[Records that describe figures]
##############################

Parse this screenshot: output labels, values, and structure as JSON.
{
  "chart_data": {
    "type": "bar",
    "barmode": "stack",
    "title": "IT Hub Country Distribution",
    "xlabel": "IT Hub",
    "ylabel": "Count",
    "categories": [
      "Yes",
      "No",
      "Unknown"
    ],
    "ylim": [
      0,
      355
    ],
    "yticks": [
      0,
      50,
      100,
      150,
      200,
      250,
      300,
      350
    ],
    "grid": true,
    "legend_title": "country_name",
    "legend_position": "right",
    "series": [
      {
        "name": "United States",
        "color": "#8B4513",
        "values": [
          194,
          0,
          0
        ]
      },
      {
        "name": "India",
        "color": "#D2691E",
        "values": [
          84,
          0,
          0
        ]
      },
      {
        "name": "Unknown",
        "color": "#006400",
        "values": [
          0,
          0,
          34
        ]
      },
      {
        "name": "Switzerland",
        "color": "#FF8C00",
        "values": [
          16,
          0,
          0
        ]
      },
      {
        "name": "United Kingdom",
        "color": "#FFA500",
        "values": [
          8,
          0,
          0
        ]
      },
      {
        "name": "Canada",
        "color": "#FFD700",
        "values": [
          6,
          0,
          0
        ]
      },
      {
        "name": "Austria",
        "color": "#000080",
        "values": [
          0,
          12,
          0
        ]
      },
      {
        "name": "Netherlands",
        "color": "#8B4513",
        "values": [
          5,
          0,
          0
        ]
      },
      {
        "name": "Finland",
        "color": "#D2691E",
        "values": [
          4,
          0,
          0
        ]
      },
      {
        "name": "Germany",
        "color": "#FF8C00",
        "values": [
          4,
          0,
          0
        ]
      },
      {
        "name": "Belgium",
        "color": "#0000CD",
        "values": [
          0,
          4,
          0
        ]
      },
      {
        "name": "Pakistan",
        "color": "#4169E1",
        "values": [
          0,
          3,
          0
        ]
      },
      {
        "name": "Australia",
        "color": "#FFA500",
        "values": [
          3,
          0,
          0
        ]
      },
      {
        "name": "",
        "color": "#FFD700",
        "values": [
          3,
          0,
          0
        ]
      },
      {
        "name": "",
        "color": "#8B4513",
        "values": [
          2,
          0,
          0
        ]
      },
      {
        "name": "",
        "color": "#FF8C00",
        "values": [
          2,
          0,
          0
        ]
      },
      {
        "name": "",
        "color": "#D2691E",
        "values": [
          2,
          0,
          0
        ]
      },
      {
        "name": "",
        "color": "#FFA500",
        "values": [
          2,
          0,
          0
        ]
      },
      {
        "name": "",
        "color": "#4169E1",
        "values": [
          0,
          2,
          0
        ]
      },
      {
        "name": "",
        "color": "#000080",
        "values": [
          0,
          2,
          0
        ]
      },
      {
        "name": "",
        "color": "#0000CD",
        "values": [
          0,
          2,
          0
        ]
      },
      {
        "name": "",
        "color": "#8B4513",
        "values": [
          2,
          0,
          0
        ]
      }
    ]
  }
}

##############################

*EXERCISE*. Extract every entry above as it appears.

*WRITTEN ANSWER*.
Parse this screenshot: output labels, values, and structure as JSON.
{
  "chart_data": {
    "type": "bar",
    "barmode": "stack",
    "title": "IT Hub Country Distribution",
    "xlabel": "IT Hub",
    "ylabel": "Count",
    "categories": [
      "Yes",
      "No",
      "Unknown"
    ],
    "ylim": [
      0,
      355
    ],
    "yticks": [
      0,
      50,
      100,
      150,
      200,
      250,
      300,
      350
    ],
    "grid": true,
    "legend_title": "country_name",
    "legend_position": "right",
    "series": [
      {
        "name": "United States",
        "color": "#8B4513",
        "values": [
          194,
          0,
          0
        ]
      },
      {
        "name": "India",
        "color": "#D2691E",
        "values": [
          84,
          0,
          0
        ]
      },
      {
        "name": "Unknown",
        "color": "#006400",
        "values": [
          0,
          0,
          34
        ]
      },
      {
        "name": "Switzerland",
        "color": "#FF8C00",
        "values": [
          16,
          0,
          0
        ]
      },
      {
        "name": "United Kingdom",
        "color": "#FFA500",
        "values": [
          8,
          0,
          0
        ]
      },
      {
        "name": "Canada",
        "color": "#FFD700",
        "values": [
          6,
          0,
          0
        ]
      },
      {
        "name": "Austria",
        "color": "#000080",
        "values": [
          0,
          12,
          0
        ]
      },
      {
        "name": "Netherlands",
        "color": "#8B4513",
        "values": [
          5,
          0,
          0
        ]
      },
      {
        "name": "Finland",
        "color": "#D2691E",
        "values": [
          4,
          0,
          0
        ]
      },
      {
        "name": "Germany",
        "color": "#FF8C00",
        "values": [
          4,
          0,
          0
        ]
      },
      {
        "name": "Belgium",
        "color": "#0000CD",
        "values": [
          0,
          4,
          0
        ]
      },
      {
        "name": "Pakistan",
        "color": "#4169E1",
        "values": [
          0,
          3,
          0
        ]
      },
      {
        "name": "Australia",
        "color": "#FFA500",
        "values": [
          3,
          0,
          0
        ]
      },
      {
        "name": "",
        "color": "#FFD700",
        "values": [
          3,
          0,
          0
        ]
      },
      {
        "name": "",
        "color": "#8B4513",
        "values": [
          2,
          0,
          0
        ]
      },
      {
        "name": "",
        "color": "#FF8C00",
        "values": [
          2,
          0,
          0
        ]
      },
      {
        "name": "",
        "color": "#D2691E",
        "values": [
          2,
          0,
          0
        ]
      },
      {
        "name": "",
        "color": "#FFA500",
        "values": [
          2,
          0,
          0
        ]
      },
      {
        "name": "",
        "color": "#4169E1",
        "values": [
          0,
          2,
          0
        ]
      },
      {
        "name": "",
        "color": "#000080",
        "values": [
          0,
          2,
          0
        ]
      },
      {
        "name": "",
        "color": "#0000CD",
        "values": [
          0,
          2,
          0
        ]
      },
      {
        "name": "",
        "color": "#8B4513",
        "values": [
          2,
          0,
          0
        ]
      }
    ]
  }
}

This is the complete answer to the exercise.